SUPPLIED RECORDS
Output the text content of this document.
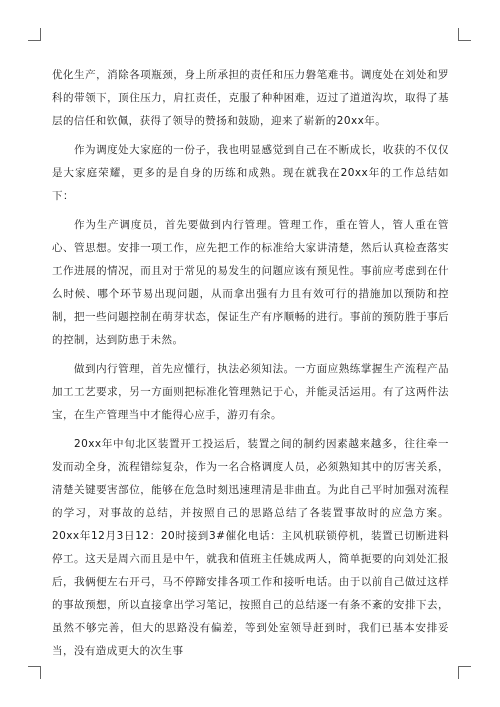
优化生产，消除各项瓶颈，身上所承担的责任和压力磐笔难书。调度处在刘处和罗科的带领下，顶住压力，肩扛责任，克服了种种困难，迈过了道道沟坎，取得了基层的信任和钦佩，获得了领导的赞扬和鼓励，迎来了崭新的20xx年。

作为调度处大家庭的一份子，我也明显感觉到自己在不断成长，收获的不仅仅是大家庭荣耀，更多的是自身的历练和成熟。现在就我在20xx年的工作总结如下：

作为生产调度员，首先要做到内行管理。管理工作，重在管人，管人重在管心、管思想。安排一项工作，应先把工作的标准给大家讲清楚，然后认真检查落实工作进展的情况，而且对于常见的易发生的问题应该有预见性。事前应考虑到在什么时候、哪个环节易出现问题，从而拿出强有力且有效可行的措施加以预防和控制，把一些问题控制在萌芽状态，保证生产有序顺畅的进行。事前的预防胜于事后的控制，达到防患于未然。

做到内行管理，首先应懂行，执法必须知法。一方面应熟练掌握生产流程产品加工工艺要求，另一方面则把标准化管理熟记于心，并能灵活运用。有了这两件法宝，在生产管理当中才能得心应手，游刃有余。

20xx年中旬北区装置开工投运后，装置之间的制约因素越来越多，往往牵一发而动全身，流程错综复杂，作为一名合格调度人员，必须熟知其中的厉害关系，清楚关键要害部位，能够在危急时刻迅速理清是非曲直。为此自己平时加强对流程的学习，对事故的总结，并按照自己的思路总结了各装置事故时的应急方案。20xx年12月3日12：20时接到3#催化电话：主风机联锁停机，装置已切断进料停工。这天是周六而且是中午，就我和值班主任姚成两人，简单扼要的向刘处汇报后，我俩便左右开弓，马不停蹄安排各项工作和接听电话。由于以前自己做过这样的事故预想，所以直接拿出学习笔记，按照自己的总结逐一有条不紊的安排下去，虽然不够完善，但大的思路没有偏差，等到处室领导赶到时，我们已基本安排妥当，没有造成更大的次生事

SHORT EXERCISE
Write out the records above once more, word for word, with no pictures.

SOLUTION FOR THIS EXERCISE
Output the text content of this document.
优化生产，消除各项瓶颈，身上所承担的责任和压力磐笔难书。调度处在刘处和罗科的带领下，顶住压力，肩扛责任，克服了种种困难，迈过了道道沟坎，取得了基层的信任和钦佩，获得了领导的赞扬和鼓励，迎来了崭新的20xx年。

作为调度处大家庭的一份子，我也明显感觉到自己在不断成长，收获的不仅仅是大家庭荣耀，更多的是自身的历练和成熟。现在就我在20xx年的工作总结如下：

作为生产调度员，首先要做到内行管理。管理工作，重在管人，管人重在管心、管思想。安排一项工作，应先把工作的标准给大家讲清楚，然后认真检查落实工作进展的情况，而且对于常见的易发生的问题应该有预见性。事前应考虑到在什么时候、哪个环节易出现问题，从而拿出强有力且有效可行的措施加以预防和控制，把一些问题控制在萌芽状态，保证生产有序顺畅的进行。事前的预防胜于事后的控制，达到防患于未然。

做到内行管理，首先应懂行，执法必须知法。一方面应熟练掌握生产流程产品加工工艺要求，另一方面则把标准化管理熟记于心，并能灵活运用。有了这两件法宝，在生产管理当中才能得心应手，游刃有余。

20xx年中旬北区装置开工投运后，装置之间的制约因素越来越多，往往牵一发而动全身，流程错综复杂，作为一名合格调度人员，必须熟知其中的厉害关系，清楚关键要害部位，能够在危急时刻迅速理清是非曲直。为此自己平时加强对流程的学习，对事故的总结，并按照自己的思路总结了各装置事故时的应急方案。20xx年12月3日12：20时接到3#催化电话：主风机联锁停机，装置已切断进料停工。这天是周六而且是中午，就我和值班主任姚成两人，简单扼要的向刘处汇报后，我俩便左右开弓，马不停蹄安排各项工作和接听电话。由于以前自己做过这样的事故预想，所以直接拿出学习笔记，按照自己的总结逐一有条不紊的安排下去，虽然不够完善，但大的思路没有偏差，等到处室领导赶到时，我们已基本安排妥当，没有造成更大的次生事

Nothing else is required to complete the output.